_Objectif à atteindre_
Prolongez le passage sur la logistique et les transports de l'Expo à la suite de sa dernière phrase.

_Passage cité_

——————

Logistique et transports
L’espace de l’Expo est immense ! On y arrive via une demi-douzaine de portes en taxi ou en transports en commun (métro, bus). L’entrée dans l’Expo est tout un roman. C’est à chaque porte l’équivalent d’un grand aéroport avec contrôles de sécurité, scanner aux rayons X des sacs, interdiction d’y apporter une bouteille de liquide (mais vide, c’est OK). Puis des portiques électroniques à écran couleur pour passer son ticket. La queue menant à tout ça est gigantesque aux heures de pointe. Elle remplit des zones comme ci-dessous, vide au milieu de la journée.
On trouve même des chiens détecteurs de bombes, identifiés volontairement de manière bien visible. Sachant qu’en plus, un officiel équipé d’une caméra vidéo filme toutes les personnes entrant dans l’exposition à chaque entrée, pour une exploitation visiblement à postériori en cas d’événement majeur.
Au sein de l’Expo, on peut se déplacer à pieds, mais aussi par navettes de bus électriques. Ils sont étonnamment très silencieux, contrairement à ce que l’on trouve en ville qui fonctionne toujours avec de bons vieux produits pétroliers, pousse-pousse compris. Sinon, un métro, des bus et des navettes fluviales permettent de traverser la rivière qui sépare les deux zones de l’Expo.
Il y a bien sûr de quoi boire et manger et on remarque en particulier les nombreux KFC, visiblement partenaires de l’événement. Mais aussi une gigantesque soucoupe volante au sol qui abrite de nombreux bars et restaurants en plus d’un grand complexe de salles de cinéma.
Notons que les chinois disposaient d’un “passeport” pour la visite de l’Expo. Il était destiné à être tamponné sur chacun des stands pour marquer leur visite. Un objet tout symbolique à rapporter chez soi pour le montrer à sa famille. D’où les queues sur les stands, même dans les petits pays.

——————

[Entrées de zones étiquetées]

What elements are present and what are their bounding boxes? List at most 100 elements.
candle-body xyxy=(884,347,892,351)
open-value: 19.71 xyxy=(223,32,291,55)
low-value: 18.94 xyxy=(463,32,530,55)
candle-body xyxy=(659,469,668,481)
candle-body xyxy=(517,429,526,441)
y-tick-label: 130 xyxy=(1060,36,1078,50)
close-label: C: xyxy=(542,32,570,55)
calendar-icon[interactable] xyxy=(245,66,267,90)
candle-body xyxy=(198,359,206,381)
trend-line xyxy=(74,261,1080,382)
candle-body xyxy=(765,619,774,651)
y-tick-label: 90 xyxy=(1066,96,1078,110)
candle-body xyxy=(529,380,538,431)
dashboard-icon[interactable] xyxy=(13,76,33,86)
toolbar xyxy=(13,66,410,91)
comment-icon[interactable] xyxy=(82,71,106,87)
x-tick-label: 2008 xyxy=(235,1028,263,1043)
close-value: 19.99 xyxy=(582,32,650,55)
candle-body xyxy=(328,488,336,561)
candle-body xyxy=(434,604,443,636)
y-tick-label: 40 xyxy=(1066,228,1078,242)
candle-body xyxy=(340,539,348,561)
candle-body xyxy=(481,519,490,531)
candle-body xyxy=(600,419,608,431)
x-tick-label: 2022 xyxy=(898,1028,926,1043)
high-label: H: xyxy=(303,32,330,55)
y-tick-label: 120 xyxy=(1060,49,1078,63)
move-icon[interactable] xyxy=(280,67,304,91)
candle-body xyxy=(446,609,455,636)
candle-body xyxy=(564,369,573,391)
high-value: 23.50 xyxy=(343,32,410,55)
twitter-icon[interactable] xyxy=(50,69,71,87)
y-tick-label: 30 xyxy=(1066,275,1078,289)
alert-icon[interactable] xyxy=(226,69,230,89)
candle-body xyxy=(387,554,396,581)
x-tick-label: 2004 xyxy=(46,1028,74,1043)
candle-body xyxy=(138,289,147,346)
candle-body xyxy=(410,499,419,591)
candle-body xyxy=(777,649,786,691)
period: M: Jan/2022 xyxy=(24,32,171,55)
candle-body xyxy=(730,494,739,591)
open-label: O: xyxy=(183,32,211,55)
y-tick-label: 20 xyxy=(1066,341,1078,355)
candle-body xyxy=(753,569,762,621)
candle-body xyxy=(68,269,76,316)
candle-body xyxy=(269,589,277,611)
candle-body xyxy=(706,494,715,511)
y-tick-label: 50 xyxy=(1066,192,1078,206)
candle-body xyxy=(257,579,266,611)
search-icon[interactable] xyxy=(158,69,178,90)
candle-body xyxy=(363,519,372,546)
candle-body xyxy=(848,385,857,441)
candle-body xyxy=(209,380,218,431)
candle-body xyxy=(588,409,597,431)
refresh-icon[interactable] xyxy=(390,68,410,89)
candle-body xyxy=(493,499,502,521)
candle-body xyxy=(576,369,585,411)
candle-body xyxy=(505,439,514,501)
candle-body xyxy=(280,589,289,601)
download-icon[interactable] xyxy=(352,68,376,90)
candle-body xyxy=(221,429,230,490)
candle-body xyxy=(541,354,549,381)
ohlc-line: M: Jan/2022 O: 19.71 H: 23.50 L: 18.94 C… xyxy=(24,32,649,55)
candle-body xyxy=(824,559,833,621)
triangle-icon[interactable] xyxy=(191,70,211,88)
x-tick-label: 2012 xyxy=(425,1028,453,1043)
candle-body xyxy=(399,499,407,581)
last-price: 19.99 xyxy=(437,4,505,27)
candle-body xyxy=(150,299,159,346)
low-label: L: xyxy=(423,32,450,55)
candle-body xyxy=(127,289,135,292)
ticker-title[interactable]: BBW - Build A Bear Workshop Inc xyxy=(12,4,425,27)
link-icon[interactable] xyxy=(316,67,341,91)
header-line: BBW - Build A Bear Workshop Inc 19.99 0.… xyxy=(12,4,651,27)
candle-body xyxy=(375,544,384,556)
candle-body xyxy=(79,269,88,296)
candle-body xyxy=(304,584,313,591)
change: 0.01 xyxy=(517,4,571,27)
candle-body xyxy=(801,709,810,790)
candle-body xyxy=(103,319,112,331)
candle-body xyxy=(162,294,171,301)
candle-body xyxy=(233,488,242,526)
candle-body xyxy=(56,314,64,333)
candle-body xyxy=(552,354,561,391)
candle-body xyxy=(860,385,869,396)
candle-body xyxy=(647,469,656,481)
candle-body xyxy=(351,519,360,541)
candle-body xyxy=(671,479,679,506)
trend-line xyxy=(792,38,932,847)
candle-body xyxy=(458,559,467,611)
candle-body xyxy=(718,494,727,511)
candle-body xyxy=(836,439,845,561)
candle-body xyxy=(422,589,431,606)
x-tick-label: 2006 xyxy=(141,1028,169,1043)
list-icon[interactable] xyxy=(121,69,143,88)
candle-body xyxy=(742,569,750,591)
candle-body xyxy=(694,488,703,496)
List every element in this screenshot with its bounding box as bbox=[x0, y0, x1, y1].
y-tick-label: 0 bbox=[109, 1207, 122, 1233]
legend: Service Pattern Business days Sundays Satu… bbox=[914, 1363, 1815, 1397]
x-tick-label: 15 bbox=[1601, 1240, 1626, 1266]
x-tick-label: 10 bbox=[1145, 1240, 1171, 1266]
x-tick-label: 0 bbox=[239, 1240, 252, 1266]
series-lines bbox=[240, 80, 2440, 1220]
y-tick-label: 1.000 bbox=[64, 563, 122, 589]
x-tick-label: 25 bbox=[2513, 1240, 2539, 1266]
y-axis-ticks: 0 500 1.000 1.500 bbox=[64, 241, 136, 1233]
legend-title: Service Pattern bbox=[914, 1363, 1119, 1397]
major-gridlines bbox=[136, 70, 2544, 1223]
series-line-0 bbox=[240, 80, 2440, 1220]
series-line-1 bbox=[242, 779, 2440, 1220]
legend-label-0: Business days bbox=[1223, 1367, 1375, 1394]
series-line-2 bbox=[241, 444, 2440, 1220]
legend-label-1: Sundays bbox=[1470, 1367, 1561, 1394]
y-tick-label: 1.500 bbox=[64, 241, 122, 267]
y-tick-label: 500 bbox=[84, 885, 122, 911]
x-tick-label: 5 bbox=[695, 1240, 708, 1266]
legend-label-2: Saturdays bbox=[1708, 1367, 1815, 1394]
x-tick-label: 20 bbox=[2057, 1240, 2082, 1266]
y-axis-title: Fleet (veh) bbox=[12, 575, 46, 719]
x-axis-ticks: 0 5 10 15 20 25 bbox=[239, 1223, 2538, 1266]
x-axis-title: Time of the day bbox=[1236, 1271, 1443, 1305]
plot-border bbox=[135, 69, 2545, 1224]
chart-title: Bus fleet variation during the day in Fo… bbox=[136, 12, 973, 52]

——————

_Réponse proposée_
Petit détail : la météo. Il faisait chaud et humide pendant notre séjour à Shanghai. Et la plupart du temps, le ciel était brumeux ou blanc laiteux. Sans compter les averses, heureusement sporadiques. Résultat : pas de soleil, sauf quelques heures l’avant dernier jour des quatre où nous sommes restés. Et cela se voit sur les photos ! Le coucher de soleil ci-dessous est donc plutôt exceptionnel à Shanghai, surtout en temps de mousson.
Architecture
Dans l’ensemble, les pays ont fait plus d’efforts dans l’architecture de leur pavillon que dans la muséographie. C’est la norme dans ce genre d’événement destiné à un “très grand public”.
L’architecture des pavillons donne donc lieu à plein d’excentricités. On a ainsi doit à du cubisme chez les Italiens et la Corée du Sud (ci-dessous, vu de l’intérieur, avec des dimensions à couper le souffle), à une pyramide inversée chez les chinois, à un patchwork de petites maisons chez les Hollandais, à un hérisson géant chez les anglais, à une couverture végétale chez les espagnols ou les vietnamiens (mais aussi pour l’Alsace), à des pavillons couleur rouille (Luxembourg, Australie) ou à un vaisseau tout droit sorti de Starship Troopers chez les Allemands.
L’architecture relève sinon le plus souvent de l’addition d’une “peau” à un bâtiment parallélépipédique bien traditionnel. Notamment pour ceux des pavillons qui ont été construits autour de friches industrielles dont on peut encore voir les traces au niveau des fondations.
Un effort est fait dans certains cas pour rendre les pavillons éco-responsables, voire avec un bilan énergétique positif. Le pavillon de l’Alsace, ci-dessous est ainsi équipé d’une façade dont la moitié est végétale, et l’autre, avec un circuit d’eau qui refroidit le bâtiment en s’évaporant, les pompes étant semble-t-il activées par énergie solaire (mais je n’ai pas vu les panneaux solaires…). Et le système sert aussi au chauffage pour l’hiver. Ce bâtiment devrait être reconverti en bureaux après l’Expo.
Les pays les plus pauvres se contentent d’un modeste stand dans un grand hangar dédié à leur continent : l’Afrique du Sud, l’Amérique du Sud et les Caraïbes. Certains étaient même fermés “pour maintenance”, probablement par manque de personnel.
L’architecture qui m’a en fait le plus surpris est celle d’un pont (ci-dessous). Traversant le fleuve qui relie les deux parties de l’exposition, c’est un géant dont les têtes de pont dont de véritables immeubles d’affaire avec ascenseur.
Muséographie
De son côté, la muséographie est un mélange de techniques et d’art permettant de présenter les choses dans une exposition ou un musée.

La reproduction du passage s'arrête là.